Data entries for graphics
== == ==
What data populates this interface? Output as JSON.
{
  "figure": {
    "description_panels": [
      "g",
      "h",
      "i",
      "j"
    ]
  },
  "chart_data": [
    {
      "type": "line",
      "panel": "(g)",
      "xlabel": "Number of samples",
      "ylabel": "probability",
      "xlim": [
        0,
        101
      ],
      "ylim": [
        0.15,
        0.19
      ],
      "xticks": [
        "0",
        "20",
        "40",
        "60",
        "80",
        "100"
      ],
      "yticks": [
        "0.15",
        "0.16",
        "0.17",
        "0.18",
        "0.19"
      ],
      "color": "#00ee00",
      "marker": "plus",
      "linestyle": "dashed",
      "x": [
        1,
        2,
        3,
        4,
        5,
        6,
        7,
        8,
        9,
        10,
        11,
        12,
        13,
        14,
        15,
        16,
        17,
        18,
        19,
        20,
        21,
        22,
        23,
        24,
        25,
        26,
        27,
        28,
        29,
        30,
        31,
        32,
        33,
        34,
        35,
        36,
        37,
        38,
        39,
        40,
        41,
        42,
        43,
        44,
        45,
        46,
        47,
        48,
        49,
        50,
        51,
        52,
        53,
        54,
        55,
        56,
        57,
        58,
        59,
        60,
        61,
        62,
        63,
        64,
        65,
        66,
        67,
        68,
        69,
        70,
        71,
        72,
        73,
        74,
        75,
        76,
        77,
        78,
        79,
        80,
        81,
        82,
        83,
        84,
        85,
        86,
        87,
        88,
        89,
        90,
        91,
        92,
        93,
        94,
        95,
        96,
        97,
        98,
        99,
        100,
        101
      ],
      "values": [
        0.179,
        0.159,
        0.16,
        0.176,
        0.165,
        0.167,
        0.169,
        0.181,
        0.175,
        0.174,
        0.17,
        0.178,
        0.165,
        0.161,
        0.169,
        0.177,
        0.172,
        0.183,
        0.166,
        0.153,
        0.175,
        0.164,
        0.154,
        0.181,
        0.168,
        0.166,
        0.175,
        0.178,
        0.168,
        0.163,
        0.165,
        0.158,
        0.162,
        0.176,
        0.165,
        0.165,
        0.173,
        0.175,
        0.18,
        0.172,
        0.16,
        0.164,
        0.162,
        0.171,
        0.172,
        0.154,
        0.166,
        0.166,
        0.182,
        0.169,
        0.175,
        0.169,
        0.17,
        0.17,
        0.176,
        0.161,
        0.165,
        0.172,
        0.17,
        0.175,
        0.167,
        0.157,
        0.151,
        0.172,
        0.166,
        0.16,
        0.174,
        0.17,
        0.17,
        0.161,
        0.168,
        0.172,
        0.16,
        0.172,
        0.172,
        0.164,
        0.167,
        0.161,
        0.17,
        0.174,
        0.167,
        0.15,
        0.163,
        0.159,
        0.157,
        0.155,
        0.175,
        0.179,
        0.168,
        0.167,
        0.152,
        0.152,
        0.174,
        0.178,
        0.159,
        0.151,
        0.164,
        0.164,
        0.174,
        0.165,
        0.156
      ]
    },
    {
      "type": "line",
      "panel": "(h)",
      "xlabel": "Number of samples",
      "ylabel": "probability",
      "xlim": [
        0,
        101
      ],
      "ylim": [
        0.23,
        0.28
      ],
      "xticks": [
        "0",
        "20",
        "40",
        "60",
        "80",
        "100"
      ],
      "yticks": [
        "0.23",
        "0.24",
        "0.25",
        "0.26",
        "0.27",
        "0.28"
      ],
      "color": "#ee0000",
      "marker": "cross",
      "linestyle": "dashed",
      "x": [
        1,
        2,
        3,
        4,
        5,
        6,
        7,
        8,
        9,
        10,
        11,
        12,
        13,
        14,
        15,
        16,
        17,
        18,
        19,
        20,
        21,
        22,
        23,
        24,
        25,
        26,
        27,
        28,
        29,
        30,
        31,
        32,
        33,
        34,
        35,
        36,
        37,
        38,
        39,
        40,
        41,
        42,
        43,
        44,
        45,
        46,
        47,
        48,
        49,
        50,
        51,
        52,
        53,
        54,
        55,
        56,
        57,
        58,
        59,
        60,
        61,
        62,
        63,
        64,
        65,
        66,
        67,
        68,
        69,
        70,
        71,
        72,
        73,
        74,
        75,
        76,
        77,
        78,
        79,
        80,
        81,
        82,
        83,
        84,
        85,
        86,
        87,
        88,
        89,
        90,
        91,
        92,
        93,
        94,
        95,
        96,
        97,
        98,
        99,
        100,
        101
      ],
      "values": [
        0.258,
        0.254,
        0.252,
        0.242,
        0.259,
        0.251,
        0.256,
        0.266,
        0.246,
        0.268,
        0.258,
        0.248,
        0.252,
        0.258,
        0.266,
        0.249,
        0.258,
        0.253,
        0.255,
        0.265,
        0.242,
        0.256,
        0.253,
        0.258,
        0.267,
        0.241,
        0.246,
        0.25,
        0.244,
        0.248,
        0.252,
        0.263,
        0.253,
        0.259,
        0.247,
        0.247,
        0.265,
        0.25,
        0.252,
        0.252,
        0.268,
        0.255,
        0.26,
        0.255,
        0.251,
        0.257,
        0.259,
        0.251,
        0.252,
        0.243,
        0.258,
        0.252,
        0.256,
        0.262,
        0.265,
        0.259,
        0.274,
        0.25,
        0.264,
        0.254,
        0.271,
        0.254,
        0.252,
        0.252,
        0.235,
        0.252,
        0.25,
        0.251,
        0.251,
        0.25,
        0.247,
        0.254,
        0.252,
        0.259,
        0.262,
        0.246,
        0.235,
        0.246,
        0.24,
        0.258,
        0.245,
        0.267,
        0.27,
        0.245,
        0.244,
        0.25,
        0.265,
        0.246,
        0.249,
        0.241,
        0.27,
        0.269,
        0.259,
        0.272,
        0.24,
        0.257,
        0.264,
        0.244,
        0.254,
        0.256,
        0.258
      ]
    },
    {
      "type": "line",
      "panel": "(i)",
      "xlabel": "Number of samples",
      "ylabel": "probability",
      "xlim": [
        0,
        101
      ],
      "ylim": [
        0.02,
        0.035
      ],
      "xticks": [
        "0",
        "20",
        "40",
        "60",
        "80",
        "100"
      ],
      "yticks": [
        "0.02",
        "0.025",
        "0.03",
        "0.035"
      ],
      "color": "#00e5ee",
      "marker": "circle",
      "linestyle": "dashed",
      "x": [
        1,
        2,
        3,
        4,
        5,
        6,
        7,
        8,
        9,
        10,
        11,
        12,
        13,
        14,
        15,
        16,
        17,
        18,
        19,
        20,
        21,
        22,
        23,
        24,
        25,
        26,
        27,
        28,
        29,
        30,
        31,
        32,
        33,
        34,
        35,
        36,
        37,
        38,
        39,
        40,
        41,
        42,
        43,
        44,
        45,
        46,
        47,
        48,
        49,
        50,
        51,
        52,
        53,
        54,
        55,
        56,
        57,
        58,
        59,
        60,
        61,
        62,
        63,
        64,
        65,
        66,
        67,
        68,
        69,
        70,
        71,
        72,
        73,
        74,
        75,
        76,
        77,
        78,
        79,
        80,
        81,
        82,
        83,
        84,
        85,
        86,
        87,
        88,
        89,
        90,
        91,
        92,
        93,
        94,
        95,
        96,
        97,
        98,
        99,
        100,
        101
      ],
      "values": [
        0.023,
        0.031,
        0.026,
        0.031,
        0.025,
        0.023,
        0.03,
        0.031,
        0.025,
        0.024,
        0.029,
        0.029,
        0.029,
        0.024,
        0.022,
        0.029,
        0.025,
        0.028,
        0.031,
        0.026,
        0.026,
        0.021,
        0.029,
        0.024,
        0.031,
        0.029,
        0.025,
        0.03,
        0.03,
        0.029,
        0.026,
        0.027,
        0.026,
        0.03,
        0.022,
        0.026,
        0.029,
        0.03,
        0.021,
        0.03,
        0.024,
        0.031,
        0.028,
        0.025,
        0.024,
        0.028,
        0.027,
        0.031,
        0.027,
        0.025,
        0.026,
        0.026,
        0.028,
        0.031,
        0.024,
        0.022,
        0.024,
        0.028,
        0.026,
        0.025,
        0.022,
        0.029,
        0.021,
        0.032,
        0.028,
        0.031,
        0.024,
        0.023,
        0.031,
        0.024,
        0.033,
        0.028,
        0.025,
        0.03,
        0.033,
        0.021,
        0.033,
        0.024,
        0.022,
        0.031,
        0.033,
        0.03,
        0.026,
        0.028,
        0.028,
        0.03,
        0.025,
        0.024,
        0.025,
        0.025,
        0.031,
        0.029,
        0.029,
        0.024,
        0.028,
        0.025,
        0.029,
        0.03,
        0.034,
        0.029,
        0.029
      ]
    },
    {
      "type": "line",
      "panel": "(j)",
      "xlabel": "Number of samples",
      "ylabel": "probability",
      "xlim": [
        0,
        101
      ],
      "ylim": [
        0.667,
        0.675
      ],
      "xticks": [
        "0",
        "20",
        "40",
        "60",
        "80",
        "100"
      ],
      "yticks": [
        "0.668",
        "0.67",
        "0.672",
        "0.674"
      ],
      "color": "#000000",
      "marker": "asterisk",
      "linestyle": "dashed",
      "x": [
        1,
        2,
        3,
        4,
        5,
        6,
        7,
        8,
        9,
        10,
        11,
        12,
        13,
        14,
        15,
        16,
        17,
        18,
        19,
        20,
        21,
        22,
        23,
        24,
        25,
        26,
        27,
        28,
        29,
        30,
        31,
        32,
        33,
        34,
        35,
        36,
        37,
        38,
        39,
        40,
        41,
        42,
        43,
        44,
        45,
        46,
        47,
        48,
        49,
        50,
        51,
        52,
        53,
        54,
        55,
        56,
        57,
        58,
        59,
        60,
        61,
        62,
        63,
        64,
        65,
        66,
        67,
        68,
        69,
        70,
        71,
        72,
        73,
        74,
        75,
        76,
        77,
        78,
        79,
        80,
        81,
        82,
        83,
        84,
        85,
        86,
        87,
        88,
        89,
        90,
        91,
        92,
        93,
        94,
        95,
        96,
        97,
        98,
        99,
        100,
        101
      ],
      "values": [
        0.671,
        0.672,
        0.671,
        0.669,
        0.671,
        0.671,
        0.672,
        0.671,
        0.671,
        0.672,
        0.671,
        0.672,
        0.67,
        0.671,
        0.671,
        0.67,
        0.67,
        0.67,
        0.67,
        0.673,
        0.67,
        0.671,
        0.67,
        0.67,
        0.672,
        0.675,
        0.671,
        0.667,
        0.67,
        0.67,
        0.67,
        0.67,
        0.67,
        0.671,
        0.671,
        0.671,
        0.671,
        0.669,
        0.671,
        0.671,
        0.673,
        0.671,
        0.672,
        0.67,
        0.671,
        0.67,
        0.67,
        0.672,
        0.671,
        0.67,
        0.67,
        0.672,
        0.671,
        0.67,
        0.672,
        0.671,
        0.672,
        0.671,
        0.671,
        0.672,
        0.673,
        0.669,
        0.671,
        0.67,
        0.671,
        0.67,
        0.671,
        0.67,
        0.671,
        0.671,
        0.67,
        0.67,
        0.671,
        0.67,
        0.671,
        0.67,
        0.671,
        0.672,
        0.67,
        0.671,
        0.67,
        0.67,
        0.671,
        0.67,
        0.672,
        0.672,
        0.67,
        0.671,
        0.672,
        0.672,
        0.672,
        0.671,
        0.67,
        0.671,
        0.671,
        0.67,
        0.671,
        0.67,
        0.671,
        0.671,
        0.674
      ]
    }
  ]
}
== == ==
Instructions for the task: In how many lines of the data does the string "color" appear? Give only the number.

Final answer: 4